┌─ LISTED ENTRIES

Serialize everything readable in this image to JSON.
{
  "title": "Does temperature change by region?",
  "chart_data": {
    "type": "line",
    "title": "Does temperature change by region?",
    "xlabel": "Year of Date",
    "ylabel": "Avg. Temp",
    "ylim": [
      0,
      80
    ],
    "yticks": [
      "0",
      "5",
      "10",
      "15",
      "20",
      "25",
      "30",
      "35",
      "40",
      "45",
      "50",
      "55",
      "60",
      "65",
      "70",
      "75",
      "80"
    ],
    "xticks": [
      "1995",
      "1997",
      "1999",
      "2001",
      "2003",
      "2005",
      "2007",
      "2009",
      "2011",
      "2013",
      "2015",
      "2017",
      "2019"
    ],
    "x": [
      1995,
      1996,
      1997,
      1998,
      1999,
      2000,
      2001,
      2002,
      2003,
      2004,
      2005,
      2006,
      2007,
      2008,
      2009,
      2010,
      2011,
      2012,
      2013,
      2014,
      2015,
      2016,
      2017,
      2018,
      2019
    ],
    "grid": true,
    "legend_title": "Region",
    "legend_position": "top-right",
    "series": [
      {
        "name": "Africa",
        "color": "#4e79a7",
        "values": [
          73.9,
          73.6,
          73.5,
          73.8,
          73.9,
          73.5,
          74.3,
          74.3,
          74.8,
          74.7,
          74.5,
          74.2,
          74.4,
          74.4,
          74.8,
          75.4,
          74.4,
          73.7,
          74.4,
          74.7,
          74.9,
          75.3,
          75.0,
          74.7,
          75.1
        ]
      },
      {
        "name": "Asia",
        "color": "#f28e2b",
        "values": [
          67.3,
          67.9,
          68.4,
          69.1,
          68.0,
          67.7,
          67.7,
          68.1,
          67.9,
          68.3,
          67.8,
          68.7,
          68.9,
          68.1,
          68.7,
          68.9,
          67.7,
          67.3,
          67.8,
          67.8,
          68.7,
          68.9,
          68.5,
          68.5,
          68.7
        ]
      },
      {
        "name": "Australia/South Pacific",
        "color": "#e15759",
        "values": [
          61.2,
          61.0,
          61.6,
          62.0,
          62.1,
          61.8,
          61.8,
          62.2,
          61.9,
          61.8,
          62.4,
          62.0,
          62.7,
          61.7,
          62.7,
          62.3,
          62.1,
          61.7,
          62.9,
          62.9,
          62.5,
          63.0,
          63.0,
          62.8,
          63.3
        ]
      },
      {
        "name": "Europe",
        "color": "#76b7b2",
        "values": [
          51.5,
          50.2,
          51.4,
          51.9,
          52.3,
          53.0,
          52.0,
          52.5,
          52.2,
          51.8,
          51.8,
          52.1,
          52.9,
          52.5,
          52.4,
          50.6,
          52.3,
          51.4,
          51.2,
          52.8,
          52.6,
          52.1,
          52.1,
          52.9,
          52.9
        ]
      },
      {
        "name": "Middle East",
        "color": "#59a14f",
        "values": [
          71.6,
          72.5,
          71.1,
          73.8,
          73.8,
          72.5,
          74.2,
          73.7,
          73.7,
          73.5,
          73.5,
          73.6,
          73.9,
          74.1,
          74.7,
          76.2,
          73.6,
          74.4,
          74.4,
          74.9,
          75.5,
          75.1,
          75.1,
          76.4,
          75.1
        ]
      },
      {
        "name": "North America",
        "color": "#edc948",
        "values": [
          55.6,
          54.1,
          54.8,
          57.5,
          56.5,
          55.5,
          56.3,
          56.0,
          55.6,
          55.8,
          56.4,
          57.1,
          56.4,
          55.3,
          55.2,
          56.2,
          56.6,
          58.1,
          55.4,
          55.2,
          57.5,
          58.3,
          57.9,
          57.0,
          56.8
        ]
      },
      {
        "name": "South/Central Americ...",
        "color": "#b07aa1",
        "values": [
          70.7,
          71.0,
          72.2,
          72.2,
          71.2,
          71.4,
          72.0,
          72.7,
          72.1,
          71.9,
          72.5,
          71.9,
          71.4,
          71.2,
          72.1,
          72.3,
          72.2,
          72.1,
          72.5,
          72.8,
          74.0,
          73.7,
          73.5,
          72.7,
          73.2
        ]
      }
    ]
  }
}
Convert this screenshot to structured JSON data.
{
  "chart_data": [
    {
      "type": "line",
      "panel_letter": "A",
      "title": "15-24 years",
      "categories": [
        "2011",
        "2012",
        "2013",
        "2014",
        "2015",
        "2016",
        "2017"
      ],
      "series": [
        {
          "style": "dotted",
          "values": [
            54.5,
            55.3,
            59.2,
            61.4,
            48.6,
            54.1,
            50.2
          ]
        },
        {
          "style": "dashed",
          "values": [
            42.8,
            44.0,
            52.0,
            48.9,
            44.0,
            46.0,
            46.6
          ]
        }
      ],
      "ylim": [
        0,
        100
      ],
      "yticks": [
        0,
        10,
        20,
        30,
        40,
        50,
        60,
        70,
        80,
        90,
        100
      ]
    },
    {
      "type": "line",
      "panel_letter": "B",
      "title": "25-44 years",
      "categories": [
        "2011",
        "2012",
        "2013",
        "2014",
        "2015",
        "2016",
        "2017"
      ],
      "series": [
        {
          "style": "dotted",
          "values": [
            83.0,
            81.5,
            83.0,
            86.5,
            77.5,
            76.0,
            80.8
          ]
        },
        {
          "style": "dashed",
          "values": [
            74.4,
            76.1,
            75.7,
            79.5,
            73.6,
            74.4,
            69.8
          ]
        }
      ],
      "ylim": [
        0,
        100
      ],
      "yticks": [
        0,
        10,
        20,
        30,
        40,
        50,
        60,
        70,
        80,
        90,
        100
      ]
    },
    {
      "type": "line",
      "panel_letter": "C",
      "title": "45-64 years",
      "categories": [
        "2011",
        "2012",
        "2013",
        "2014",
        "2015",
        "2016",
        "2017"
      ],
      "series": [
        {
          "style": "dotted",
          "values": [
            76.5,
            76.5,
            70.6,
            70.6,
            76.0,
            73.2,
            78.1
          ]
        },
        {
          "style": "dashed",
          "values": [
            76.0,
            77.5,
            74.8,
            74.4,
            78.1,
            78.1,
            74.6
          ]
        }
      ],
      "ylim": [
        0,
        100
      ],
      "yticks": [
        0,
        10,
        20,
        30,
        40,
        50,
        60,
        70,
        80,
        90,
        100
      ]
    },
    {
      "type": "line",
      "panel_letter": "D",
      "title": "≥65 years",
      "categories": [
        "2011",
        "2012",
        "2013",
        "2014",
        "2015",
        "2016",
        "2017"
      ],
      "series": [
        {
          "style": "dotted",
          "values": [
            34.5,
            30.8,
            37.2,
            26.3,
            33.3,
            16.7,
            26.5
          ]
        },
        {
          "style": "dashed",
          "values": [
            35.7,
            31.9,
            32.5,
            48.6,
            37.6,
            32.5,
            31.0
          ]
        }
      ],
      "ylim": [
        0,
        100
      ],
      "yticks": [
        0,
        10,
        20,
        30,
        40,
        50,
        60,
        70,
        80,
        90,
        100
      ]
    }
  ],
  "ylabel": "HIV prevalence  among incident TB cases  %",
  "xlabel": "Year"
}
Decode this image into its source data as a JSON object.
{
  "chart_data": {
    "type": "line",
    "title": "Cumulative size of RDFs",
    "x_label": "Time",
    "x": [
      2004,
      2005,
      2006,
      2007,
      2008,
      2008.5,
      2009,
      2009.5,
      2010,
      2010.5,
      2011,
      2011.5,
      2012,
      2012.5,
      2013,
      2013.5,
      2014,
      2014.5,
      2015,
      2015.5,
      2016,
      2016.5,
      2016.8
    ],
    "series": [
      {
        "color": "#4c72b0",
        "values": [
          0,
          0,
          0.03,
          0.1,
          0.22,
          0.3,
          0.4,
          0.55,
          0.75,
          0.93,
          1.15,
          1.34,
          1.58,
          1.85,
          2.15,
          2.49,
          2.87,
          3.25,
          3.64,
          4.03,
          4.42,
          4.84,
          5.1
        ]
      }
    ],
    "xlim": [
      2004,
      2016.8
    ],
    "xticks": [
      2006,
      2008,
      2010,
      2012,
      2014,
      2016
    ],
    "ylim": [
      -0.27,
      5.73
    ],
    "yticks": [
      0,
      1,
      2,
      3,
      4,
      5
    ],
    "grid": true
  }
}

└─

REQUIREMENTS: In the records above, how many lines hold the string "JSON"? Reply with only the number.

SOLUTION: 3